### To be done
Retype each entry below exactly as it stands.

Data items
*****

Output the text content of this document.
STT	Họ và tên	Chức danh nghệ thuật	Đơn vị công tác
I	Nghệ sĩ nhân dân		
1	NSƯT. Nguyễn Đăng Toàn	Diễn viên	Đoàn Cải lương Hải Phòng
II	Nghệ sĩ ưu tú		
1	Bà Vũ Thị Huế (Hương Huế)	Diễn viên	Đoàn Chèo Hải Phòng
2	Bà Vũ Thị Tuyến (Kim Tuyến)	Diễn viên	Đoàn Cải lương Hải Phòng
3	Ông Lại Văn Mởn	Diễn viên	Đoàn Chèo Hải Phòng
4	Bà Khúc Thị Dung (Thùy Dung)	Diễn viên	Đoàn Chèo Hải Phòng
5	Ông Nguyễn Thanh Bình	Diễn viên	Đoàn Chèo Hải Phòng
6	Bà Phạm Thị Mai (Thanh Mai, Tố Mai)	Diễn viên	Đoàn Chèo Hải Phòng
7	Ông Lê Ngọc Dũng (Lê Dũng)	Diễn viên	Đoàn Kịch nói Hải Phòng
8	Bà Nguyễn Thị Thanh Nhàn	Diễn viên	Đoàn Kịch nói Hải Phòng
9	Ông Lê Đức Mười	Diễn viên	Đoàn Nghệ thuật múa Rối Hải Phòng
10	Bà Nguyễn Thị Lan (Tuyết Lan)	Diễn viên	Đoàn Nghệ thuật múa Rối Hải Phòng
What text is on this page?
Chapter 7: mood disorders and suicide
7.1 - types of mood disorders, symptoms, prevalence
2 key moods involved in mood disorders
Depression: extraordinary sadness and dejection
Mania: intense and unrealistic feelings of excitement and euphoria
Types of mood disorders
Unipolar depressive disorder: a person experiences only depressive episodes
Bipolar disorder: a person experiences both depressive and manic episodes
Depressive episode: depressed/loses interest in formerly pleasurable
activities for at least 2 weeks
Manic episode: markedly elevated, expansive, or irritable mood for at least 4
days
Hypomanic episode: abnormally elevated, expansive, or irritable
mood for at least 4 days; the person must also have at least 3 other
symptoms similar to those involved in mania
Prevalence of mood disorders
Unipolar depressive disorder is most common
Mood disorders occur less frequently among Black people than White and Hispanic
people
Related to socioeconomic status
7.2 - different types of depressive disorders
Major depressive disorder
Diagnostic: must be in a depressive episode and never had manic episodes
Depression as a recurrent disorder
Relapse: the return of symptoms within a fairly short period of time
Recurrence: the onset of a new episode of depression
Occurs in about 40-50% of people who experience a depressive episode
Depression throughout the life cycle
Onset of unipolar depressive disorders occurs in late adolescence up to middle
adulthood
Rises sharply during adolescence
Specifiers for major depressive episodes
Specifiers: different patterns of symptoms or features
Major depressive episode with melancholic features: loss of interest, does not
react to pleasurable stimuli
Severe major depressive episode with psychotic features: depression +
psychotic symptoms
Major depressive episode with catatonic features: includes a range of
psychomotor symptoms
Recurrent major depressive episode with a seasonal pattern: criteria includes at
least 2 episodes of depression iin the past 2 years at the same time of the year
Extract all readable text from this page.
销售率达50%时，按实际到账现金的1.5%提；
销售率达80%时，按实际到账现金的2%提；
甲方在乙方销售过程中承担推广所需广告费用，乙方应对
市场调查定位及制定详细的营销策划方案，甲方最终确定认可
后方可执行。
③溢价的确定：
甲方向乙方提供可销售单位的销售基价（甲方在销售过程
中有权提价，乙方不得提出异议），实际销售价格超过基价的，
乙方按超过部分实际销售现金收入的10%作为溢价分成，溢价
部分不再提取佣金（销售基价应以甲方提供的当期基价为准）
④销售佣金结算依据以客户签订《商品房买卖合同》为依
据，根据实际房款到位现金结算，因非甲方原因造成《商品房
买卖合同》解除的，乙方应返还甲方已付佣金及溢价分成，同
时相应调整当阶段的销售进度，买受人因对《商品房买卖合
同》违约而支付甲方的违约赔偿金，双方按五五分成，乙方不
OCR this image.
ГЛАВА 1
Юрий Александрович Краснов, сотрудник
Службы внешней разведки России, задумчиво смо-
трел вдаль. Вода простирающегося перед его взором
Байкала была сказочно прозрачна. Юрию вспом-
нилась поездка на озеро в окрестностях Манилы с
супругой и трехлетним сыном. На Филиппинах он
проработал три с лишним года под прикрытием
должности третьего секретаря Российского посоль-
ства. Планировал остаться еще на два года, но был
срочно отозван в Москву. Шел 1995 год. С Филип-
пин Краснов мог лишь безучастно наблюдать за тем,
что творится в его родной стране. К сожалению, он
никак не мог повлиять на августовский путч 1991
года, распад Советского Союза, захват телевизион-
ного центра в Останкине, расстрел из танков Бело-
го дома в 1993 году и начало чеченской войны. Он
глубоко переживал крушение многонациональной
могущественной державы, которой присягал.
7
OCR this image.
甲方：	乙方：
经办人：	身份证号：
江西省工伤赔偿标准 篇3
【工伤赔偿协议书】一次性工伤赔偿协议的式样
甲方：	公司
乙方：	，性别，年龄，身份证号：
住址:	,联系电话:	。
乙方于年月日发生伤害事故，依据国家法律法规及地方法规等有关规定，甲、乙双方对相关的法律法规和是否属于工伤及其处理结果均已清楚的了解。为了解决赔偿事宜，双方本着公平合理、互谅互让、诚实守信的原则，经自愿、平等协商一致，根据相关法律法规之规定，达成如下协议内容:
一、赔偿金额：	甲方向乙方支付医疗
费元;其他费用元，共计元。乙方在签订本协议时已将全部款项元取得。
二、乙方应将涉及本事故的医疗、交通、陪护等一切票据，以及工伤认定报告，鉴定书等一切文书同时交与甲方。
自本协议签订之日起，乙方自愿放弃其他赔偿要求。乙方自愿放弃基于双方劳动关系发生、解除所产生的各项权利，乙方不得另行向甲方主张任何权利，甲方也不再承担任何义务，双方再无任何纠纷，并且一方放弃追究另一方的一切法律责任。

*****

### Exercise result
Output the text content of this document.
STT	Họ và tên	Chức danh nghệ thuật	Đơn vị công tác
I	Nghệ sĩ nhân dân		
1	NSƯT. Nguyễn Đăng Toàn	Diễn viên	Đoàn Cải lương Hải Phòng
II	Nghệ sĩ ưu tú		
1	Bà Vũ Thị Huế (Hương Huế)	Diễn viên	Đoàn Chèo Hải Phòng
2	Bà Vũ Thị Tuyến (Kim Tuyến)	Diễn viên	Đoàn Cải lương Hải Phòng
3	Ông Lại Văn Mởn	Diễn viên	Đoàn Chèo Hải Phòng
4	Bà Khúc Thị Dung (Thùy Dung)	Diễn viên	Đoàn Chèo Hải Phòng
5	Ông Nguyễn Thanh Bình	Diễn viên	Đoàn Chèo Hải Phòng
6	Bà Phạm Thị Mai (Thanh Mai, Tố Mai)	Diễn viên	Đoàn Chèo Hải Phòng
7	Ông Lê Ngọc Dũng (Lê Dũng)	Diễn viên	Đoàn Kịch nói Hải Phòng
8	Bà Nguyễn Thị Thanh Nhàn	Diễn viên	Đoàn Kịch nói Hải Phòng
9	Ông Lê Đức Mười	Diễn viên	Đoàn Nghệ thuật múa Rối Hải Phòng
10	Bà Nguyễn Thị Lan (Tuyết Lan)	Diễn viên	Đoàn Nghệ thuật múa Rối Hải Phòng
What text is on this page?
Chapter 7: mood disorders and suicide
7.1 - types of mood disorders, symptoms, prevalence
2 key moods involved in mood disorders
Depression: extraordinary sadness and dejection
Mania: intense and unrealistic feelings of excitement and euphoria
Types of mood disorders
Unipolar depressive disorder: a person experiences only depressive episodes
Bipolar disorder: a person experiences both depressive and manic episodes
Depressive episode: depressed/loses interest in formerly pleasurable
activities for at least 2 weeks
Manic episode: markedly elevated, expansive, or irritable mood for at least 4
days
Hypomanic episode: abnormally elevated, expansive, or irritable
mood for at least 4 days; the person must also have at least 3 other
symptoms similar to those involved in mania
Prevalence of mood disorders
Unipolar depressive disorder is most common
Mood disorders occur less frequently among Black people than White and Hispanic
people
Related to socioeconomic status
7.2 - different types of depressive disorders
Major depressive disorder
Diagnostic: must be in a depressive episode and never had manic episodes
Depression as a recurrent disorder
Relapse: the return of symptoms within a fairly short period of time
Recurrence: the onset of a new episode of depression
Occurs in about 40-50% of people who experience a depressive episode
Depression throughout the life cycle
Onset of unipolar depressive disorders occurs in late adolescence up to middle
adulthood
Rises sharply during adolescence
Specifiers for major depressive episodes
Specifiers: different patterns of symptoms or features
Major depressive episode with melancholic features: loss of interest, does not
react to pleasurable stimuli
Severe major depressive episode with psychotic features: depression +
psychotic symptoms
Major depressive episode with catatonic features: includes a range of
psychomotor symptoms
Recurrent major depressive episode with a seasonal pattern: criteria includes at
least 2 episodes of depression iin the past 2 years at the same time of the year
Extract all readable text from this page.
销售率达50%时，按实际到账现金的1.5%提；
销售率达80%时，按实际到账现金的2%提；
甲方在乙方销售过程中承担推广所需广告费用，乙方应对
市场调查定位及制定详细的营销策划方案，甲方最终确定认可
后方可执行。
③溢价的确定：
甲方向乙方提供可销售单位的销售基价（甲方在销售过程
中有权提价，乙方不得提出异议），实际销售价格超过基价的，
乙方按超过部分实际销售现金收入的10%作为溢价分成，溢价
部分不再提取佣金（销售基价应以甲方提供的当期基价为准）
④销售佣金结算依据以客户签订《商品房买卖合同》为依
据，根据实际房款到位现金结算，因非甲方原因造成《商品房
买卖合同》解除的，乙方应返还甲方已付佣金及溢价分成，同
时相应调整当阶段的销售进度，买受人因对《商品房买卖合
同》违约而支付甲方的违约赔偿金，双方按五五分成，乙方不
OCR this image.
ГЛАВА 1
Юрий Александрович Краснов, сотрудник
Службы внешней разведки России, задумчиво смо-
трел вдаль. Вода простирающегося перед его взором
Байкала была сказочно прозрачна. Юрию вспом-
нилась поездка на озеро в окрестностях Манилы с
супругой и трехлетним сыном. На Филиппинах он
проработал три с лишним года под прикрытием
должности третьего секретаря Российского посоль-
ства. Планировал остаться еще на два года, но был
срочно отозван в Москву. Шел 1995 год. С Филип-
пин Краснов мог лишь безучастно наблюдать за тем,
что творится в его родной стране. К сожалению, он
никак не мог повлиять на августовский путч 1991
года, распад Советского Союза, захват телевизион-
ного центра в Останкине, расстрел из танков Бело-
го дома в 1993 году и начало чеченской войны. Он
глубоко переживал крушение многонациональной
могущественной державы, которой присягал.
7
OCR this image.
甲方：	乙方：
经办人：	身份证号：
江西省工伤赔偿标准 篇3
【工伤赔偿协议书】一次性工伤赔偿协议的式样
甲方：	公司
乙方：	，性别，年龄，身份证号：
住址:	,联系电话:	。
乙方于年月日发生伤害事故，依据国家法律法规及地方法规等有关规定，甲、乙双方对相关的法律法规和是否属于工伤及其处理结果均已清楚的了解。为了解决赔偿事宜，双方本着公平合理、互谅互让、诚实守信的原则，经自愿、平等协商一致，根据相关法律法规之规定，达成如下协议内容:
一、赔偿金额：	甲方向乙方支付医疗
费元;其他费用元，共计元。乙方在签订本协议时已将全部款项元取得。
二、乙方应将涉及本事故的医疗、交通、陪护等一切票据，以及工伤认定报告，鉴定书等一切文书同时交与甲方。
自本协议签订之日起，乙方自愿放弃其他赔偿要求。乙方自愿放弃基于双方劳动关系发生、解除所产生的各项权利，乙方不得另行向甲方主张任何权利，甲方也不再承担任何义务，双方再无任何纠纷，并且一方放弃追究另一方的一切法律责任。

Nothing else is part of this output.